◆ What the task requires ◆
How many lines in the listing below contain the string "available"? Case counts. Reply with the number alone.

* BEGIN Data shown *

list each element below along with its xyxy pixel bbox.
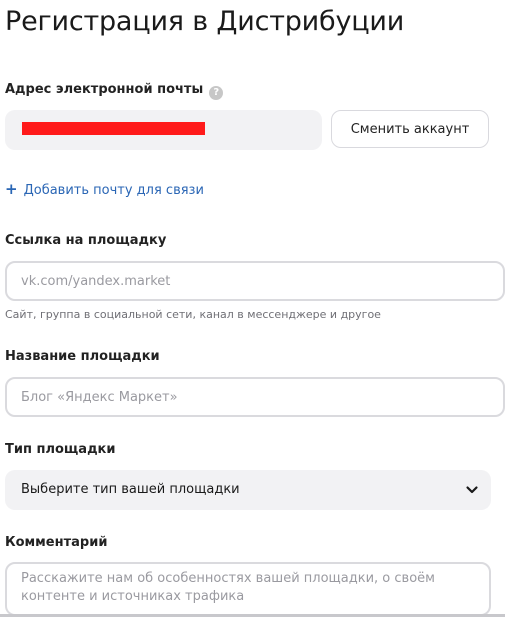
site-link-input[interactable] xyxy=(5,261,505,301)
site-type-selected: Выберите тип вашей площадки xyxy=(21,482,240,497)
add-contact-email-label: Добавить почту для связи xyxy=(23,183,204,198)
site-link-hint: Сайт, группа в социальной сети, канал в … xyxy=(5,308,381,321)
site-name-input[interactable] xyxy=(5,377,505,417)
site-name-label: Название площадки xyxy=(5,349,160,364)
comment-label: Комментарий xyxy=(5,535,108,550)
site-type-label: Тип площадки xyxy=(5,442,116,457)
email-field xyxy=(5,110,322,150)
add-contact-email-link[interactable]: + Добавить почту для связи xyxy=(5,180,204,200)
question-circle-icon[interactable]: ? xyxy=(209,86,224,100)
email-label: Адрес электронной почты xyxy=(5,82,204,97)
comment-textarea[interactable] xyxy=(5,562,491,616)
redacted-email xyxy=(22,122,205,135)
plus-icon: + xyxy=(5,180,18,198)
switch-account-button[interactable]: Сменить аккаунт xyxy=(331,110,489,148)
page-title: Регистрация в Дистрибуции xyxy=(5,6,405,37)
site-type-select[interactable]: Выберите тип вашей площадки xyxy=(5,470,491,510)
email-label-row: Адрес электронной почты? xyxy=(5,81,224,100)
chevron-down-icon xyxy=(466,486,478,494)
site-link-label: Ссылка на площадку xyxy=(5,233,167,248)
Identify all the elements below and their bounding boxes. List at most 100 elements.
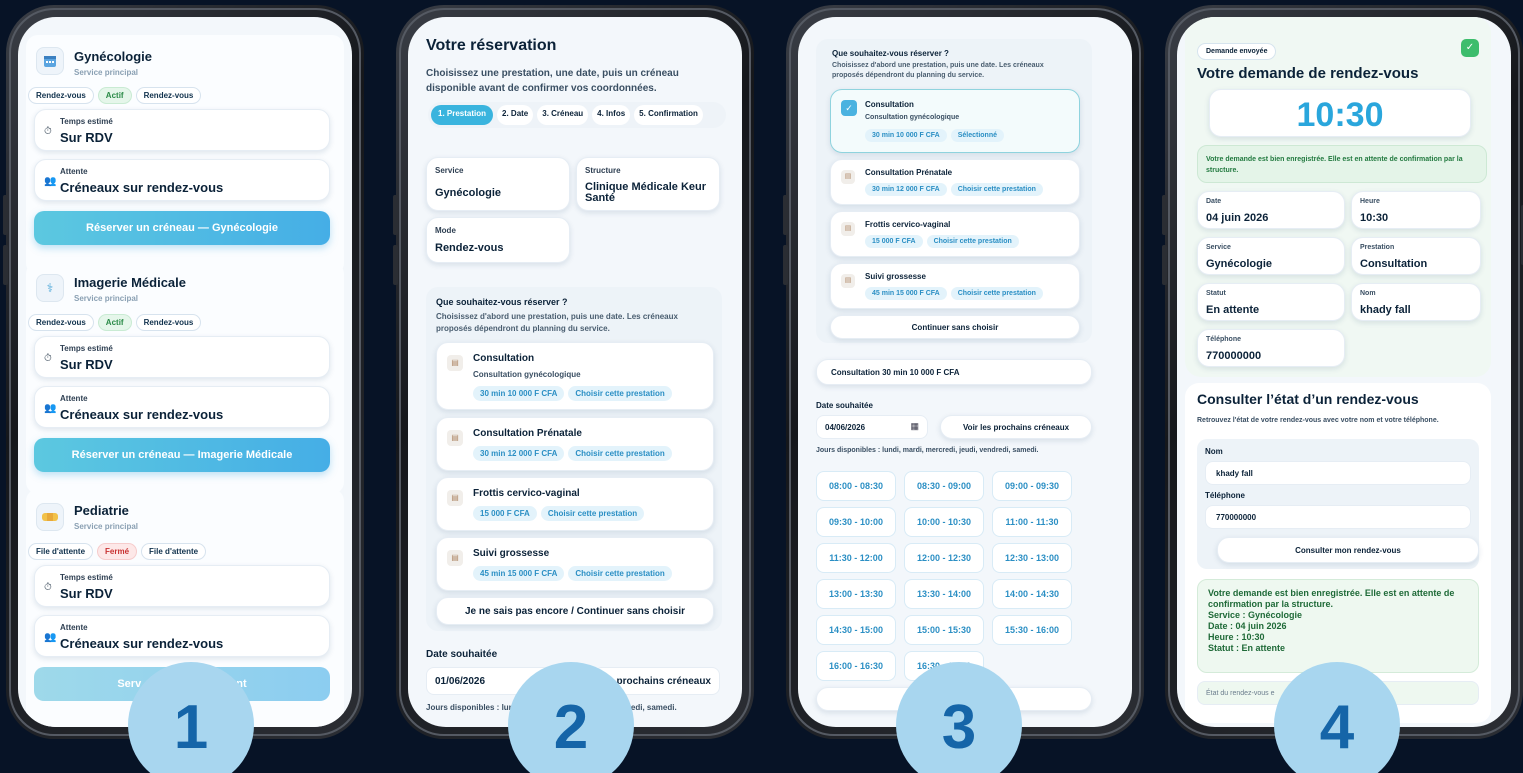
field-label: Service	[1206, 244, 1231, 251]
prestation-name: Consultation	[473, 353, 535, 364]
time-slot[interactable]: 15:00 - 15:30	[904, 615, 984, 645]
service-info-card: Service Gynécologie	[426, 157, 570, 211]
choose-tag[interactable]: Choisir cette prestation	[568, 566, 672, 581]
choose-tag[interactable]: Choisir cette prestation	[950, 183, 1043, 196]
name-input[interactable]: khady fall	[1205, 461, 1471, 485]
structure-label: Structure	[585, 166, 621, 175]
prestation-name: Consultation Prénatale	[865, 168, 953, 177]
choose-tag[interactable]: Choisir cette prestation	[568, 386, 672, 401]
prestation-tags: 30 min 12 000 F CFA Choisir cette prestat…	[473, 446, 676, 461]
result-hour: Heure : 10:30	[1208, 632, 1265, 642]
time-slot[interactable]: 14:00 - 14:30	[992, 579, 1072, 609]
field-value: khady fall	[1360, 304, 1411, 316]
time-slot[interactable]: 16:00 - 16:30	[816, 651, 896, 681]
selected-summary: Consultation 30 min 10 000 F CFA	[816, 359, 1092, 385]
phone-screen-2: Votre réservation Choisissez une prestat…	[408, 17, 742, 727]
time-slot[interactable]: 14:30 - 15:00	[816, 615, 896, 645]
structure-value: Clinique Médicale Keur Santé	[585, 181, 707, 204]
time-slot[interactable]: 11:30 - 12:00	[816, 543, 896, 573]
prestation-tags: 30 min 10 000 F CFA Choisir cette prestat…	[473, 386, 676, 401]
price-tag: 45 min 15 000 F CFA	[473, 566, 565, 581]
date-input[interactable]: 04/06/2026 ▦	[816, 415, 928, 439]
time-slot[interactable]: 13:30 - 14:00	[904, 579, 984, 609]
prestation-option[interactable]: ▤ Consultation Prénatale 30 min 12 000 F…	[830, 159, 1080, 205]
document-icon: ▤	[447, 355, 463, 371]
bandage-icon	[36, 503, 64, 531]
tab-prestation[interactable]: 1. Prestation	[431, 105, 494, 125]
available-days: Jours disponibles : lundi, mardi, mercre…	[816, 447, 1039, 454]
time-slot[interactable]: 09:00 - 09:30	[992, 471, 1072, 501]
field-value: En attente	[1206, 304, 1260, 316]
prestation-tags: 15 000 F CFA Choisir cette prestation	[865, 234, 1023, 248]
people-icon: 👥	[44, 632, 57, 643]
book-slot-button[interactable]: Réserver un créneau — Imagerie Médicale	[34, 438, 330, 472]
time-slot[interactable]: 08:00 - 08:30	[816, 471, 896, 501]
time-slot[interactable]: 08:30 - 09:00	[904, 471, 984, 501]
document-icon: ▤	[841, 274, 855, 288]
people-icon: 👥	[44, 403, 57, 414]
book-slot-button[interactable]: Réserver un créneau — Gynécologie	[34, 211, 330, 245]
wait-label: Attente	[60, 394, 88, 403]
prestation-option[interactable]: ▤ Frottis cervico-vaginal 15 000 F CFA Ch…	[436, 477, 714, 531]
hour-field: Heure 10:30	[1351, 191, 1481, 229]
choose-tag[interactable]: Choisir cette prestation	[950, 287, 1043, 300]
tab-creneau[interactable]: 3. Créneau	[537, 105, 589, 125]
stopwatch-icon: ⏱	[44, 582, 52, 593]
time-slot[interactable]: 10:00 - 10:30	[904, 507, 984, 537]
time-slot[interactable]: 15:30 - 16:00	[992, 615, 1072, 645]
prestation-option[interactable]: ▤ Consultation Prénatale 30 min 12 000 F…	[436, 417, 714, 471]
phone-input[interactable]: 770000000	[1205, 505, 1471, 529]
calendar-icon	[36, 47, 64, 75]
time-slot[interactable]: 13:00 - 13:30	[816, 579, 896, 609]
date-label: Date souhaitée	[426, 649, 498, 660]
status-badge: Actif	[97, 87, 132, 104]
phone-mockup-2: Votre réservation Choisissez une prestat…	[393, 5, 754, 739]
available-days-start: Jours disponibles : lun	[426, 703, 514, 712]
price-tag: 30 min 12 000 F CFA	[473, 446, 565, 461]
time-slot[interactable]: 09:30 - 10:00	[816, 507, 896, 537]
request-title: Votre demande de rendez-vous	[1197, 65, 1419, 82]
result-service: Service : Gynécologie	[1208, 610, 1303, 620]
price-tag: 45 min 15 000 F CFA	[865, 287, 947, 300]
confirmation-notice: Votre demande est bien enregistrée. Elle…	[1197, 145, 1487, 183]
time-slot[interactable]: 12:30 - 13:00	[992, 543, 1072, 573]
phone-mockup-4: Demande envoyée ✓ Votre demande de rende…	[1162, 5, 1523, 739]
field-label: Heure	[1360, 198, 1380, 205]
document-icon: ▤	[841, 170, 855, 184]
wait-card: 👥 Attente Créneaux sur rendez-vous	[34, 615, 330, 657]
prestation-option[interactable]: ▤ Suivi grossesse 45 min 15 000 F CFA Cho…	[436, 537, 714, 591]
time-slot[interactable]: 11:00 - 11:30	[992, 507, 1072, 537]
prestation-field: Prestation Consultation	[1351, 237, 1481, 275]
choose-tag[interactable]: Choisir cette prestation	[540, 506, 645, 521]
estimated-time-value: Sur RDV	[60, 130, 113, 145]
phone-label: Téléphone	[1205, 491, 1246, 500]
tab-date[interactable]: 2. Date	[497, 105, 534, 125]
selected-tag: Sélectionné	[950, 129, 1004, 142]
skip-button[interactable]: Continuer sans choisir	[830, 315, 1080, 339]
choose-tag[interactable]: Choisir cette prestation	[568, 446, 672, 461]
prestation-option[interactable]: ▤ Frottis cervico-vaginal 15 000 F CFA Ch…	[830, 211, 1080, 257]
field-label: Téléphone	[1206, 336, 1242, 343]
tab-confirmation[interactable]: 5. Confirmation	[634, 105, 703, 125]
calendar-icon[interactable]: ▦	[910, 421, 919, 432]
prestation-name: Suivi grossesse	[473, 548, 550, 559]
time-slot[interactable]: 12:00 - 12:30	[904, 543, 984, 573]
result-status: Statut : En attente	[1208, 643, 1286, 653]
prestation-name: Suivi grossesse	[865, 272, 926, 281]
service-field: Service Gynécologie	[1197, 237, 1345, 275]
skip-button[interactable]: Je ne sais pas encore / Continuer sans c…	[436, 597, 714, 625]
name-field: Nom khady fall	[1351, 283, 1481, 321]
choose-tag[interactable]: Choisir cette prestation	[926, 235, 1019, 248]
prestation-option-selected[interactable]: ✓ Consultation Consultation gynécologiqu…	[830, 89, 1080, 153]
stopwatch-icon: ⏱	[44, 353, 52, 364]
confirmation-card: Demande envoyée ✓ Votre demande de rende…	[1185, 17, 1491, 377]
status-badge: Fermé	[97, 543, 138, 560]
prestation-option[interactable]: ▤ Suivi grossesse 45 min 15 000 F CFA Cho…	[830, 263, 1080, 309]
page-title: Votre réservation	[426, 37, 557, 54]
next-slots-button[interactable]: Voir les prochains créneaux	[940, 415, 1092, 439]
prestation-option[interactable]: ▤ Consultation Consultation gynécologiqu…	[436, 342, 714, 410]
tab-infos[interactable]: 4. Infos	[592, 105, 631, 125]
lookup-button[interactable]: Consulter mon rendez-vous	[1217, 537, 1479, 563]
people-icon: 👥	[44, 176, 57, 187]
service-badges: Rendez-vous Actif Rendez-vous	[28, 87, 205, 104]
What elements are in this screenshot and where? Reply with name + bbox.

* END Data shown *

◆ Task result ◆
2